▶ **GIVEN DATA**
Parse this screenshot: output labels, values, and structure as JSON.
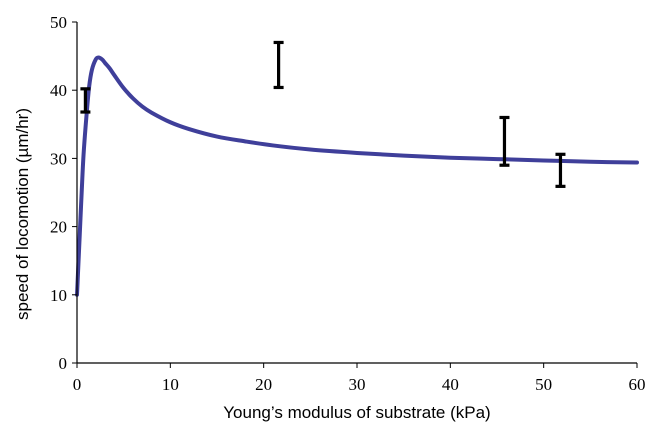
{
  "chart_data": {
    "type": "line",
    "title": "",
    "xlabel": "Young’s modulus of substrate (kPa)",
    "ylabel": "speed of locomotion (µm/hr)",
    "xlim": [
      0,
      60
    ],
    "ylim": [
      0,
      50
    ],
    "x_ticks": [
      0,
      10,
      20,
      30,
      40,
      50,
      60
    ],
    "y_ticks": [
      0,
      10,
      20,
      30,
      40,
      50
    ],
    "grid": false,
    "legend": "none",
    "series": [
      {
        "kind": "line",
        "color": "#3f3f9a",
        "x": [
          0,
          0.1,
          0.2,
          0.3,
          0.5,
          0.7,
          1.0,
          1.3,
          1.6,
          2.0,
          2.3,
          2.7,
          3.0,
          3.5,
          4.0,
          5.0,
          6.0,
          7.0,
          8.0,
          10.0,
          12.0,
          15.0,
          18.0,
          21.0,
          25.0,
          30.0,
          35.0,
          40.0,
          45.0,
          50.0,
          55.0,
          60.0
        ],
        "y": [
          10.0,
          13.0,
          16.0,
          19.0,
          25.0,
          30.5,
          36.0,
          40.5,
          43.0,
          44.5,
          44.8,
          44.5,
          44.0,
          43.2,
          42.2,
          40.3,
          38.8,
          37.6,
          36.7,
          35.3,
          34.3,
          33.2,
          32.5,
          31.9,
          31.3,
          30.8,
          30.4,
          30.1,
          29.9,
          29.7,
          29.5,
          29.4
        ]
      },
      {
        "kind": "errorbar",
        "color": "#000000",
        "points": [
          {
            "x": 0.9,
            "y": 38.5,
            "low": 36.8,
            "high": 40.2
          },
          {
            "x": 21.6,
            "y": 43.7,
            "low": 40.4,
            "high": 47.0
          },
          {
            "x": 45.8,
            "y": 32.5,
            "low": 29.0,
            "high": 36.0
          },
          {
            "x": 51.8,
            "y": 28.3,
            "low": 25.9,
            "high": 30.6
          }
        ]
      }
    ]
  }
}
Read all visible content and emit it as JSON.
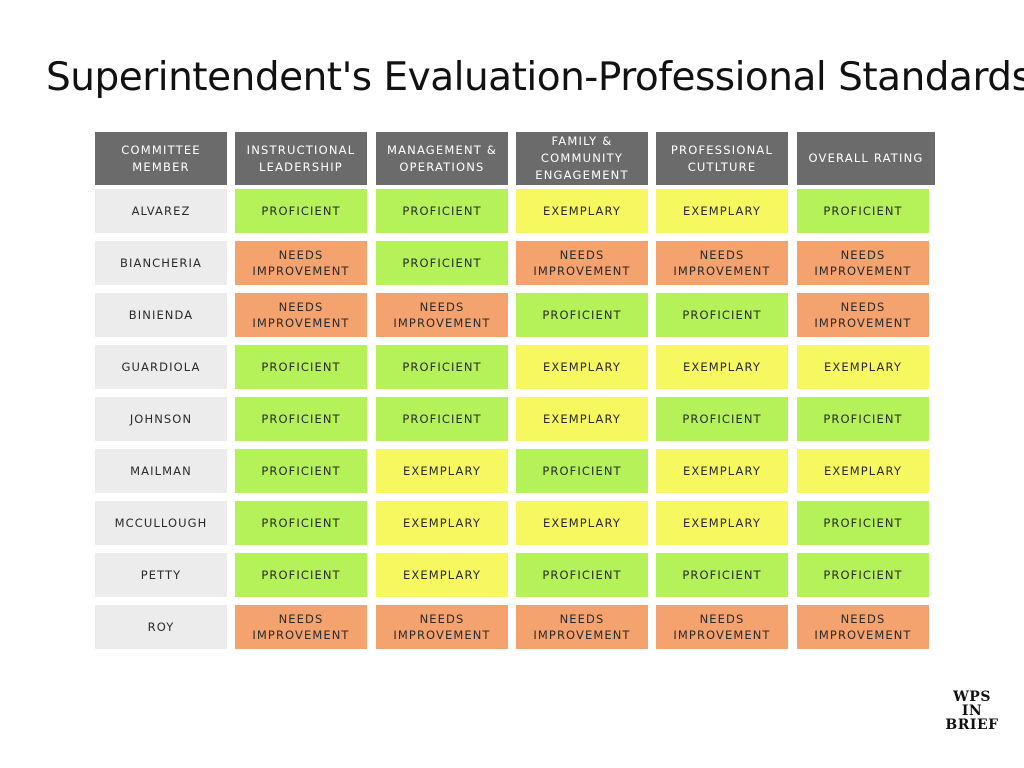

▶ **CHALLENGE**
Every record must be copied exactly, with images dropped from the result.

▶ **WRITTEN RESPONSE**
Parse this screenshot: output labels, values, and structure as JSON.
{
  "chart_data": {
    "type": "line",
    "title": "",
    "xlabel": "Young’s modulus of substrate (kPa)",
    "ylabel": "speed of locomotion (µm/hr)",
    "xlim": [
      0,
      60
    ],
    "ylim": [
      0,
      50
    ],
    "x_ticks": [
      0,
      10,
      20,
      30,
      40,
      50,
      60
    ],
    "y_ticks": [
      0,
      10,
      20,
      30,
      40,
      50
    ],
    "grid": false,
    "legend": "none",
    "series": [
      {
        "kind": "line",
        "color": "#3f3f9a",
        "x": [
          0,
          0.1,
          0.2,
          0.3,
          0.5,
          0.7,
          1.0,
          1.3,
          1.6,
          2.0,
          2.3,
          2.7,
          3.0,
          3.5,
          4.0,
          5.0,
          6.0,
          7.0,
          8.0,
          10.0,
          12.0,
          15.0,
          18.0,
          21.0,
          25.0,
          30.0,
          35.0,
          40.0,
          45.0,
          50.0,
          55.0,
          60.0
        ],
        "y": [
          10.0,
          13.0,
          16.0,
          19.0,
          25.0,
          30.5,
          36.0,
          40.5,
          43.0,
          44.5,
          44.8,
          44.5,
          44.0,
          43.2,
          42.2,
          40.3,
          38.8,
          37.6,
          36.7,
          35.3,
          34.3,
          33.2,
          32.5,
          31.9,
          31.3,
          30.8,
          30.4,
          30.1,
          29.9,
          29.7,
          29.5,
          29.4
        ]
      },
      {
        "kind": "errorbar",
        "color": "#000000",
        "points": [
          {
            "x": 0.9,
            "y": 38.5,
            "low": 36.8,
            "high": 40.2
          },
          {
            "x": 21.6,
            "y": 43.7,
            "low": 40.4,
            "high": 47.0
          },
          {
            "x": 45.8,
            "y": 32.5,
            "low": 29.0,
            "high": 36.0
          },
          {
            "x": 51.8,
            "y": 28.3,
            "low": 25.9,
            "high": 30.6
          }
        ]
      }
    ]
  }
}
Read all visible content and emit it as JSON.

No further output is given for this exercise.